** WHAT TO DO **
Copy each line below in which the word "color" occurs.

** EXCERPTED DATA **
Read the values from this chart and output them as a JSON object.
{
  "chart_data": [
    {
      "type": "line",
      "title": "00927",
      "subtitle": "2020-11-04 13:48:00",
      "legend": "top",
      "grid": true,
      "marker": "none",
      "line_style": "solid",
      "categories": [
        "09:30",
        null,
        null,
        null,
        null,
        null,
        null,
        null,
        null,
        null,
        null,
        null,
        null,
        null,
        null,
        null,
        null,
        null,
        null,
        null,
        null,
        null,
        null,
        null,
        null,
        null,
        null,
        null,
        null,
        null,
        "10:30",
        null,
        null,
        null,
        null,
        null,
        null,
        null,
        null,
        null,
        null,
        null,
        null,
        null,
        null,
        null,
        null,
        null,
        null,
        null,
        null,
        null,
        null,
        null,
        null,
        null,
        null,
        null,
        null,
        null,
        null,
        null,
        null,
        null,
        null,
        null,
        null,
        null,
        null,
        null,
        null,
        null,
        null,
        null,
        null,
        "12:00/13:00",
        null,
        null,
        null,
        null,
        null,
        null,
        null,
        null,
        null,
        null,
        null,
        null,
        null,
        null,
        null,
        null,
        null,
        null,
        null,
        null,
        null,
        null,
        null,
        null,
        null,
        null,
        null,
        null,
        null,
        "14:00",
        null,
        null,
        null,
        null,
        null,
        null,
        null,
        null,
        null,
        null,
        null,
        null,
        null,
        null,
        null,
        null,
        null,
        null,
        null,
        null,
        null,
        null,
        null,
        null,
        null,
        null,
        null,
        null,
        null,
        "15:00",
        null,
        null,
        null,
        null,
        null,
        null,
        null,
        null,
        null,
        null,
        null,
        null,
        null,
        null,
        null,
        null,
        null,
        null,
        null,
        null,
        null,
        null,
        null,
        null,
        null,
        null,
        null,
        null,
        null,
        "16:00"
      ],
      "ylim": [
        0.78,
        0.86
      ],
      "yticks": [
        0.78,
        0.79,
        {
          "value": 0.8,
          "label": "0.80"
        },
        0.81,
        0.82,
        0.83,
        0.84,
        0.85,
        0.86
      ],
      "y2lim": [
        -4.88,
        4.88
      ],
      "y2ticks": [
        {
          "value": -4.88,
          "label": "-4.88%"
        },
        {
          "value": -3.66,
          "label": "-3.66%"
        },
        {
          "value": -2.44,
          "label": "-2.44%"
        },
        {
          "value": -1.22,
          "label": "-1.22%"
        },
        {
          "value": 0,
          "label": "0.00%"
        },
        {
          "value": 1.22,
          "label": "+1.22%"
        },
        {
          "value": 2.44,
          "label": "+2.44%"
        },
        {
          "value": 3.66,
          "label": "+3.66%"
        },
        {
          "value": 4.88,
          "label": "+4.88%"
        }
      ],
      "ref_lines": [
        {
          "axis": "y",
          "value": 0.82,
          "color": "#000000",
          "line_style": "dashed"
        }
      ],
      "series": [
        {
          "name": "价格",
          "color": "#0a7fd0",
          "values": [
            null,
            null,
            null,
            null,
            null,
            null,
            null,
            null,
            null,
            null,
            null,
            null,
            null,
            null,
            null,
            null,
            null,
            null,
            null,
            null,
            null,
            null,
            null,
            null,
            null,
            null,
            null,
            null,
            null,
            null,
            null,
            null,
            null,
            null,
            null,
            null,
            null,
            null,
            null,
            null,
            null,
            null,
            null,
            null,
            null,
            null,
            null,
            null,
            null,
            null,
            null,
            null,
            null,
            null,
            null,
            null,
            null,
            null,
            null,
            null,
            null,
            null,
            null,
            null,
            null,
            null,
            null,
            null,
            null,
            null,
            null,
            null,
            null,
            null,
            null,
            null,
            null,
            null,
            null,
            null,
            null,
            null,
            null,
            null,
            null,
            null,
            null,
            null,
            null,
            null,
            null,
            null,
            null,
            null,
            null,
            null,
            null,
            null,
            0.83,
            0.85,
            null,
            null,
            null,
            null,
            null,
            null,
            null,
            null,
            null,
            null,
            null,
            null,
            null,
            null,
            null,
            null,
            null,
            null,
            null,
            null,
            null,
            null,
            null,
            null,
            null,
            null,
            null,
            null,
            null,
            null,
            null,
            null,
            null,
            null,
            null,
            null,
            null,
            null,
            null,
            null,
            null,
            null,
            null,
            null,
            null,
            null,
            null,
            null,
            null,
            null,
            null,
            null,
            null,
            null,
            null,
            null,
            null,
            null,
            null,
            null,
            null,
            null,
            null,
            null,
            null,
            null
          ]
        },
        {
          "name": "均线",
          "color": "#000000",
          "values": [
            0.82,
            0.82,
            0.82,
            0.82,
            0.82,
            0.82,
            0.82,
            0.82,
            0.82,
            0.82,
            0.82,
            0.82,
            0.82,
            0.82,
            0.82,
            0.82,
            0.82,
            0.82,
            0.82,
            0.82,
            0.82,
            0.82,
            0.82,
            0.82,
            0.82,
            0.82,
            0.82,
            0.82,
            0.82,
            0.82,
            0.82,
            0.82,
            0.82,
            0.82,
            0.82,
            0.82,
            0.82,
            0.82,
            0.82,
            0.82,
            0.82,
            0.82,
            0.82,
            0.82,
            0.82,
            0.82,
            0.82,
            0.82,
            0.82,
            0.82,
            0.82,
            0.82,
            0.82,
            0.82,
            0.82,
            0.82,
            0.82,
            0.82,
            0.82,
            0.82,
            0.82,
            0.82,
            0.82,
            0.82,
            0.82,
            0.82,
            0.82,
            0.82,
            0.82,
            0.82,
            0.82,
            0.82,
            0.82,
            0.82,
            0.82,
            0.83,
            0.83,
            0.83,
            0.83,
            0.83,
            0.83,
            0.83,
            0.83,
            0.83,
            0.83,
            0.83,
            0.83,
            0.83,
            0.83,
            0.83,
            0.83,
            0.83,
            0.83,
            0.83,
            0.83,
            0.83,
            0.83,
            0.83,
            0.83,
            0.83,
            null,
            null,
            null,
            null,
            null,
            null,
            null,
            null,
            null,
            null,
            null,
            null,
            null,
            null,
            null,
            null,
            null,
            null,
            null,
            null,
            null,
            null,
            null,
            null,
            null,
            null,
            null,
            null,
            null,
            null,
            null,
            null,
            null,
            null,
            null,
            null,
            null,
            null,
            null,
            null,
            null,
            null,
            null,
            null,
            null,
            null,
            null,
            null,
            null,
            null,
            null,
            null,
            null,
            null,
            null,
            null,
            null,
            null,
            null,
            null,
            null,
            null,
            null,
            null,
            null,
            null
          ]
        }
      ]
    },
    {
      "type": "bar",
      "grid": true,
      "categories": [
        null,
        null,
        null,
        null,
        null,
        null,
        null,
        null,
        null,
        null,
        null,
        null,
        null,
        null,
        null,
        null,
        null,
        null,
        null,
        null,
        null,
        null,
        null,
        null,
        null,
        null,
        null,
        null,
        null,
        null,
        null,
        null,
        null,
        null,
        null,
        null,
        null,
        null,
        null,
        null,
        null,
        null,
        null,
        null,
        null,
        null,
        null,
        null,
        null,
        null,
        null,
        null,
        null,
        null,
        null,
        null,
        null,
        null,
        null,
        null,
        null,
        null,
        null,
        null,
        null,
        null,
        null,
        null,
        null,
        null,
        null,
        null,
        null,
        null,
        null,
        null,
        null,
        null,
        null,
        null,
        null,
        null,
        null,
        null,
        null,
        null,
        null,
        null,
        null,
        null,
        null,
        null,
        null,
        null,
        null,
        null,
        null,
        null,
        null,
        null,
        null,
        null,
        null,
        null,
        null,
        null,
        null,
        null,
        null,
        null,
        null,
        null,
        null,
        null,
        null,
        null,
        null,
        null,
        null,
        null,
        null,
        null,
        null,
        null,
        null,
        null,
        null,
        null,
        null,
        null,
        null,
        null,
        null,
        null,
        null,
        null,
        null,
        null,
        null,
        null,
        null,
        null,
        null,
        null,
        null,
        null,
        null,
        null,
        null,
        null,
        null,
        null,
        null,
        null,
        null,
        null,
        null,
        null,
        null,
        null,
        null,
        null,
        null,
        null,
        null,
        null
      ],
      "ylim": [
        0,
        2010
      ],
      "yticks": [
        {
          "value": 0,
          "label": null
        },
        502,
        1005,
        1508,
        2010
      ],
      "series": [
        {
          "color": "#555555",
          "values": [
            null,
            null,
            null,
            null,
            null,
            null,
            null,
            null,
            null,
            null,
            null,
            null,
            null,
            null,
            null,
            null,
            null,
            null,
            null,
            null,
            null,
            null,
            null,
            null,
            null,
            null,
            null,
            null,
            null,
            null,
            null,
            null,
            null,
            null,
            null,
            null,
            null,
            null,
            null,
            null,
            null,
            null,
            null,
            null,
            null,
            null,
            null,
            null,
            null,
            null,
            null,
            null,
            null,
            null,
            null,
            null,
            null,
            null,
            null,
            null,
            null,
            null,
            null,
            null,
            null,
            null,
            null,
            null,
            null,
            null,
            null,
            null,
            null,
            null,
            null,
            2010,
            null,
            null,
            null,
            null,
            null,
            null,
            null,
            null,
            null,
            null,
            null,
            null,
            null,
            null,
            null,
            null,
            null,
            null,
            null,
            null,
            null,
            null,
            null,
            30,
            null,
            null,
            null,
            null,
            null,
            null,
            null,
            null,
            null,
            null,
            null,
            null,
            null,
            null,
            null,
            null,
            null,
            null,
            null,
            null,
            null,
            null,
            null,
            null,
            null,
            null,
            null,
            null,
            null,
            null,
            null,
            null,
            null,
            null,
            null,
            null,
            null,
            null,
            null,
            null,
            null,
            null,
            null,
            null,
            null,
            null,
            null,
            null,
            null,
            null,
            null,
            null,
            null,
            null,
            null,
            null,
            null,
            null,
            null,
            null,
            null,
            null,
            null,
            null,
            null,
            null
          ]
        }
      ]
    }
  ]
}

** FINISHED ANSWER **
          "color": "#000000",
          "color": "#0a7fd0",
          "color": "#000000",
          "color": "#555555",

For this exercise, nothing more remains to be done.